> _Data to process_
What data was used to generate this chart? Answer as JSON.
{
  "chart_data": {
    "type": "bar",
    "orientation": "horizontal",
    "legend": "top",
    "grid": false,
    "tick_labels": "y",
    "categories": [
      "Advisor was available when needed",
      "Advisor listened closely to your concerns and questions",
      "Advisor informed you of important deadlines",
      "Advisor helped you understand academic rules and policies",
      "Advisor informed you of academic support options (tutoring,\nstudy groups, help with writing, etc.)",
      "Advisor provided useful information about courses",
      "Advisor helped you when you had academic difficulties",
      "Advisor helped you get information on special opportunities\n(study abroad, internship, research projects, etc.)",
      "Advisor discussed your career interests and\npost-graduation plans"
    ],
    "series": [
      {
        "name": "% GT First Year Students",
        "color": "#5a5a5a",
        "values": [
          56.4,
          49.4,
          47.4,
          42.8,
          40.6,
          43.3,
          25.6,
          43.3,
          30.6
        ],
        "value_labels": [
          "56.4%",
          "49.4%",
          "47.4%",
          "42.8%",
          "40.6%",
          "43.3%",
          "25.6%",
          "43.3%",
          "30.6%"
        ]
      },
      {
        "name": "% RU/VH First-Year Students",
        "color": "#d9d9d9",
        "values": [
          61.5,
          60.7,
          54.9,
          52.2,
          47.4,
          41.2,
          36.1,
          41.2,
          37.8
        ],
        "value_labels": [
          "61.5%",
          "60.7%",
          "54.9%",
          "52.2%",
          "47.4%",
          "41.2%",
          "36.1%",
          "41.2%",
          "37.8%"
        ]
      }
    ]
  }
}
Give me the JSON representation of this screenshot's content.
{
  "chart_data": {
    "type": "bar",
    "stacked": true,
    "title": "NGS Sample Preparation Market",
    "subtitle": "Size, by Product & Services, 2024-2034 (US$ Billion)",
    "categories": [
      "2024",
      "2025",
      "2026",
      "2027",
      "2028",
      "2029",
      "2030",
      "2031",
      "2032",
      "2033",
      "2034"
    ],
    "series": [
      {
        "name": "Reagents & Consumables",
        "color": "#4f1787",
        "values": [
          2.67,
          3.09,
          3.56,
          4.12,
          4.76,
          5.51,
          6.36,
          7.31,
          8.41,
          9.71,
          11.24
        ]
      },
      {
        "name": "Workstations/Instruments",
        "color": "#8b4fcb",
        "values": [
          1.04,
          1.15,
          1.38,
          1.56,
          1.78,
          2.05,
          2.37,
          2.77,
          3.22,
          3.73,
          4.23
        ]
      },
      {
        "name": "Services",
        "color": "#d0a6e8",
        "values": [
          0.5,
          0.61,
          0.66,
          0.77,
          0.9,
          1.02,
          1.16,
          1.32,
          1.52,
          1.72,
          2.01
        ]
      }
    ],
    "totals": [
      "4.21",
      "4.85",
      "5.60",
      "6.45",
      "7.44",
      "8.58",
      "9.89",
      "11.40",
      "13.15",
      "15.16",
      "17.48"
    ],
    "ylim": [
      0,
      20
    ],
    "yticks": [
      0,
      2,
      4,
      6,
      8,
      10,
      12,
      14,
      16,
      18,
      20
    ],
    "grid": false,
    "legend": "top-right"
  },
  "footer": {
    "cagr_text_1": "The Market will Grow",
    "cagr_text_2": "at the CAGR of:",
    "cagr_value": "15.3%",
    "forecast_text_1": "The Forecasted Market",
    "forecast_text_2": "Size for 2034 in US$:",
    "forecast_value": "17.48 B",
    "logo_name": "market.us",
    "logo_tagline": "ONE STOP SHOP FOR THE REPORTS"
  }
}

> _Exercise directions_
Every entry must be quoted exactly as it appears above.

> _Answer for the task_
What data was used to generate this chart? Answer as JSON.
{
  "chart_data": {
    "type": "bar",
    "orientation": "horizontal",
    "legend": "top",
    "grid": false,
    "tick_labels": "y",
    "categories": [
      "Advisor was available when needed",
      "Advisor listened closely to your concerns and questions",
      "Advisor informed you of important deadlines",
      "Advisor helped you understand academic rules and policies",
      "Advisor informed you of academic support options (tutoring,\nstudy groups, help with writing, etc.)",
      "Advisor provided useful information about courses",
      "Advisor helped you when you had academic difficulties",
      "Advisor helped you get information on special opportunities\n(study abroad, internship, research projects, etc.)",
      "Advisor discussed your career interests and\npost-graduation plans"
    ],
    "series": [
      {
        "name": "% GT First Year Students",
        "color": "#5a5a5a",
        "values": [
          56.4,
          49.4,
          47.4,
          42.8,
          40.6,
          43.3,
          25.6,
          43.3,
          30.6
        ],
        "value_labels": [
          "56.4%",
          "49.4%",
          "47.4%",
          "42.8%",
          "40.6%",
          "43.3%",
          "25.6%",
          "43.3%",
          "30.6%"
        ]
      },
      {
        "name": "% RU/VH First-Year Students",
        "color": "#d9d9d9",
        "values": [
          61.5,
          60.7,
          54.9,
          52.2,
          47.4,
          41.2,
          36.1,
          41.2,
          37.8
        ],
        "value_labels": [
          "61.5%",
          "60.7%",
          "54.9%",
          "52.2%",
          "47.4%",
          "41.2%",
          "36.1%",
          "41.2%",
          "37.8%"
        ]
      }
    ]
  }
}
Give me the JSON representation of this screenshot's content.
{
  "chart_data": {
    "type": "bar",
    "stacked": true,
    "title": "NGS Sample Preparation Market",
    "subtitle": "Size, by Product & Services, 2024-2034 (US$ Billion)",
    "categories": [
      "2024",
      "2025",
      "2026",
      "2027",
      "2028",
      "2029",
      "2030",
      "2031",
      "2032",
      "2033",
      "2034"
    ],
    "series": [
      {
        "name": "Reagents & Consumables",
        "color": "#4f1787",
        "values": [
          2.67,
          3.09,
          3.56,
          4.12,
          4.76,
          5.51,
          6.36,
          7.31,
          8.41,
          9.71,
          11.24
        ]
      },
      {
        "name": "Workstations/Instruments",
        "color": "#8b4fcb",
        "values": [
          1.04,
          1.15,
          1.38,
          1.56,
          1.78,
          2.05,
          2.37,
          2.77,
          3.22,
          3.73,
          4.23
        ]
      },
      {
        "name": "Services",
        "color": "#d0a6e8",
        "values": [
          0.5,
          0.61,
          0.66,
          0.77,
          0.9,
          1.02,
          1.16,
          1.32,
          1.52,
          1.72,
          2.01
        ]
      }
    ],
    "totals": [
      "4.21",
      "4.85",
      "5.60",
      "6.45",
      "7.44",
      "8.58",
      "9.89",
      "11.40",
      "13.15",
      "15.16",
      "17.48"
    ],
    "ylim": [
      0,
      20
    ],
    "yticks": [
      0,
      2,
      4,
      6,
      8,
      10,
      12,
      14,
      16,
      18,
      20
    ],
    "grid": false,
    "legend": "top-right"
  },
  "footer": {
    "cagr_text_1": "The Market will Grow",
    "cagr_text_2": "at the CAGR of:",
    "cagr_value": "15.3%",
    "forecast_text_1": "The Forecasted Market",
    "forecast_text_2": "Size for 2034 in US$:",
    "forecast_value": "17.48 B",
    "logo_name": "market.us",
    "logo_tagline": "ONE STOP SHOP FOR THE REPORTS"
  }
}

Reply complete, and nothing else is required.